- _The problem_: Repeat the records below exactly as they appear.

--- start of Input ---

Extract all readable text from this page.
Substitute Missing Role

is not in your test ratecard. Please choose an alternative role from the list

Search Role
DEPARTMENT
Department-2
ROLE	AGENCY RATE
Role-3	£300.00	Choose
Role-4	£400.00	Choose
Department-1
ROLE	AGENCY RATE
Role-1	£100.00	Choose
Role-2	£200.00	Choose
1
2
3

--- end of Input ---

- _Response_:
Extract all readable text from this page.
Substitute Missing Role

is not in your test ratecard. Please choose an alternative role from the list

Search Role
DEPARTMENT
Department-2
ROLE	AGENCY RATE
Role-3	£300.00	Choose
Role-4	£400.00	Choose
Department-1
ROLE	AGENCY RATE
Role-1	£100.00	Choose
Role-2	£200.00	Choose
1
2
3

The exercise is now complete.